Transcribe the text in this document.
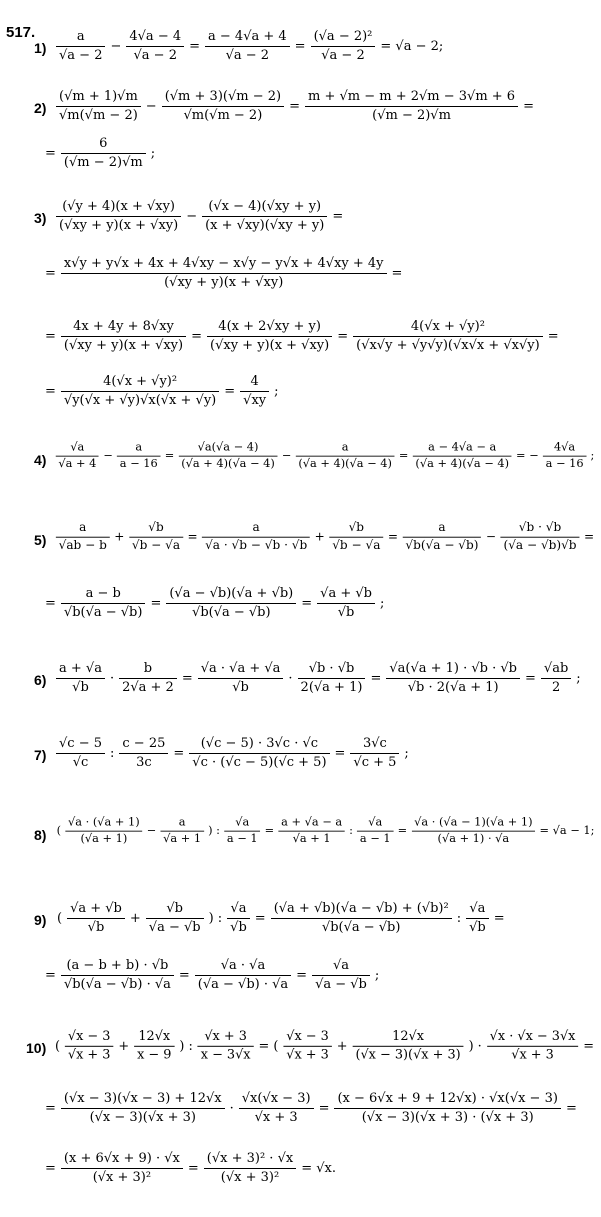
517.
$1) \frac{a}{√a - 2} - \frac{4√a - 4}{√a - 2} = \frac{a - 4√a + 4}{√a - 2} = \frac{\text{(√a − 2)²}}{√a - 2} = √a - 2$;
$2) \frac{(√m + 1)√m}{√m(√m - 2)} - \frac{(√m + 3)(√m - 2)}{√m(√m - 2)} = \frac{m + √m - m + 2√m - 3√m + 6}{(√m - 2)√m}$ =
= $\frac{6}{(√m - 2)√m}$ ;
$3) \frac{(√y + 4)(x + √xy)}{(√xy + y)(x + √xy)} - \frac{(√x - 4)(√xy + y)}{(x + √xy)(√xy + y)}$ =
= $\frac{x√y + y√x + 4x + 4√xy - x√y - y√x + 4√xy + 4y}{(√xy + y)(x + √xy)}$ =
= $\frac{4x + 4y + 8√xy}{(√xy + y)(x + √xy)} = \frac{4(x + 2√xy + y)}{(√xy + y)(x + √xy)} = \frac{\text{4(√x + √y)²}}{(√x√y + √y√y)(√x√x + √x√y)}$ =
= $\frac{\text{4(√x + √y)²}}{√y(√x + √y)√x(√x + √y)} = \frac{4}{√xy}$ ;
$4) \frac{√a}{√a + 4} - \frac{a}{a - 16} = \frac{√a(√a - 4)}{(√a + 4)(√a - 4)} - \frac{a}{(√a + 4)(√a - 4)} = \frac{a - 4√a - a}{(√a + 4)(√a - 4)}$ = − $\frac{4√a}{a - 16}$ ;
$5) \frac{a}{√ab - b} + \frac{√b}{√b - √a} = \frac{a}{√a \cdot √b - √b \cdot √b} + \frac{√b}{√b - √a} = \frac{a}{√b(√a - √b)} - \frac{√b \cdot √b}{(√a - √b)√b}$ =
= $\frac{a - b}{√b(√a - √b)} = \frac{(√a - √b)(√a + √b)}{√b(√a - √b)} = \frac{√a + √b}{√b}$ ;
$6) \frac{a + √a}{√b} \cdot \frac{b}{2√a + 2} = \frac{√a \cdot √a + √a}{√b} \cdot \frac{√b \cdot √b}{2(√a + 1)} = \frac{√a(√a + 1) \cdot √b \cdot √b}{√b \cdot 2(√a + 1)} = \frac{√ab}{2}$ ;
$7) \frac{√c - 5}{√c}$ : $\frac{c - 25}{3c} = \frac{(√c - 5) \cdot 3√c \cdot √c}{√c \cdot (√c - 5)(√c + 5)} = \frac{3√c}{√c + 5}$ ;
8) ( $\frac{√a \cdot (√a + 1)}{(√a + 1)} - \frac{a}{√a + 1}$ ) : $\frac{√a}{a - 1} = \frac{a + √a - a}{√a + 1}$ : $\frac{√a}{a - 1} = \frac{√a \cdot (√a - 1)(√a + 1)}{(√a + 1) \cdot √a} = √a - 1$;
9) ( $\frac{√a + √b}{√b} + \frac{√b}{√a - √b}$ ) : $\frac{√a}{√b} = \frac{\text{(√a + √b)(√a − √b) + (√b)²}}{√b(√a - √b)}$ : $\frac{√a}{√b}$ =
= $\frac{(a - b + b) \cdot √b}{√b(√a - √b) \cdot √a} = \frac{√a \cdot √a}{(√a - √b) \cdot √a} = \frac{√a}{√a - √b}$ ;
10) ( $\frac{√x - 3}{√x + 3} + \frac{12√x}{x - 9}$ ) : $\frac{√x + 3}{x - 3√x}$ = ( $\frac{√x - 3}{√x + 3} + \frac{12√x}{(√x - 3)(√x + 3)}$ ) · $\frac{√x \cdot √x - 3√x}{√x + 3}$ =
= $\frac{(√x - 3)(√x - 3) + 12√x}{(√x - 3)(√x + 3)} \cdot \frac{√x(√x - 3)}{√x + 3} = \frac{(x - 6√x + 9 + 12√x) \cdot √x(√x - 3)}{(√x - 3)(√x + 3) \cdot (√x + 3)}$ =
= $\frac{(x + 6√x + 9) \cdot √x}{\text{(√x + 3)²}} = \frac{\text{(√x + 3)² · √x}}{\text{(√x + 3)²}} = √x$.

◆ ◆ ◆ ◆ ◆

EXERCISE DIRECTIONS:
Give the data again exactly as written, with all pictures left out.

FULL RESPONSE:
Transcribe the text in this document.
517.
$1) \frac{a}{√a - 2} - \frac{4√a - 4}{√a - 2} = \frac{a - 4√a + 4}{√a - 2} = \frac{\text{(√a − 2)²}}{√a - 2} = √a - 2$;
$2) \frac{(√m + 1)√m}{√m(√m - 2)} - \frac{(√m + 3)(√m - 2)}{√m(√m - 2)} = \frac{m + √m - m + 2√m - 3√m + 6}{(√m - 2)√m}$ =
= $\frac{6}{(√m - 2)√m}$ ;
$3) \frac{(√y + 4)(x + √xy)}{(√xy + y)(x + √xy)} - \frac{(√x - 4)(√xy + y)}{(x + √xy)(√xy + y)}$ =
= $\frac{x√y + y√x + 4x + 4√xy - x√y - y√x + 4√xy + 4y}{(√xy + y)(x + √xy)}$ =
= $\frac{4x + 4y + 8√xy}{(√xy + y)(x + √xy)} = \frac{4(x + 2√xy + y)}{(√xy + y)(x + √xy)} = \frac{\text{4(√x + √y)²}}{(√x√y + √y√y)(√x√x + √x√y)}$ =
= $\frac{\text{4(√x + √y)²}}{√y(√x + √y)√x(√x + √y)} = \frac{4}{√xy}$ ;
$4) \frac{√a}{√a + 4} - \frac{a}{a - 16} = \frac{√a(√a - 4)}{(√a + 4)(√a - 4)} - \frac{a}{(√a + 4)(√a - 4)} = \frac{a - 4√a - a}{(√a + 4)(√a - 4)}$ = − $\frac{4√a}{a - 16}$ ;
$5) \frac{a}{√ab - b} + \frac{√b}{√b - √a} = \frac{a}{√a \cdot √b - √b \cdot √b} + \frac{√b}{√b - √a} = \frac{a}{√b(√a - √b)} - \frac{√b \cdot √b}{(√a - √b)√b}$ =
= $\frac{a - b}{√b(√a - √b)} = \frac{(√a - √b)(√a + √b)}{√b(√a - √b)} = \frac{√a + √b}{√b}$ ;
$6) \frac{a + √a}{√b} \cdot \frac{b}{2√a + 2} = \frac{√a \cdot √a + √a}{√b} \cdot \frac{√b \cdot √b}{2(√a + 1)} = \frac{√a(√a + 1) \cdot √b \cdot √b}{√b \cdot 2(√a + 1)} = \frac{√ab}{2}$ ;
$7) \frac{√c - 5}{√c}$ : $\frac{c - 25}{3c} = \frac{(√c - 5) \cdot 3√c \cdot √c}{√c \cdot (√c - 5)(√c + 5)} = \frac{3√c}{√c + 5}$ ;
8) ( $\frac{√a \cdot (√a + 1)}{(√a + 1)} - \frac{a}{√a + 1}$ ) : $\frac{√a}{a - 1} = \frac{a + √a - a}{√a + 1}$ : $\frac{√a}{a - 1} = \frac{√a \cdot (√a - 1)(√a + 1)}{(√a + 1) \cdot √a} = √a - 1$;
9) ( $\frac{√a + √b}{√b} + \frac{√b}{√a - √b}$ ) : $\frac{√a}{√b} = \frac{\text{(√a + √b)(√a − √b) + (√b)²}}{√b(√a - √b)}$ : $\frac{√a}{√b}$ =
= $\frac{(a - b + b) \cdot √b}{√b(√a - √b) \cdot √a} = \frac{√a \cdot √a}{(√a - √b) \cdot √a} = \frac{√a}{√a - √b}$ ;
10) ( $\frac{√x - 3}{√x + 3} + \frac{12√x}{x - 9}$ ) : $\frac{√x + 3}{x - 3√x}$ = ( $\frac{√x - 3}{√x + 3} + \frac{12√x}{(√x - 3)(√x + 3)}$ ) · $\frac{√x \cdot √x - 3√x}{√x + 3}$ =
= $\frac{(√x - 3)(√x - 3) + 12√x}{(√x - 3)(√x + 3)} \cdot \frac{√x(√x - 3)}{√x + 3} = \frac{(x - 6√x + 9 + 12√x) \cdot √x(√x - 3)}{(√x - 3)(√x + 3) \cdot (√x + 3)}$ =
= $\frac{(x + 6√x + 9) \cdot √x}{\text{(√x + 3)²}} = \frac{\text{(√x + 3)² · √x}}{\text{(√x + 3)²}} = √x$.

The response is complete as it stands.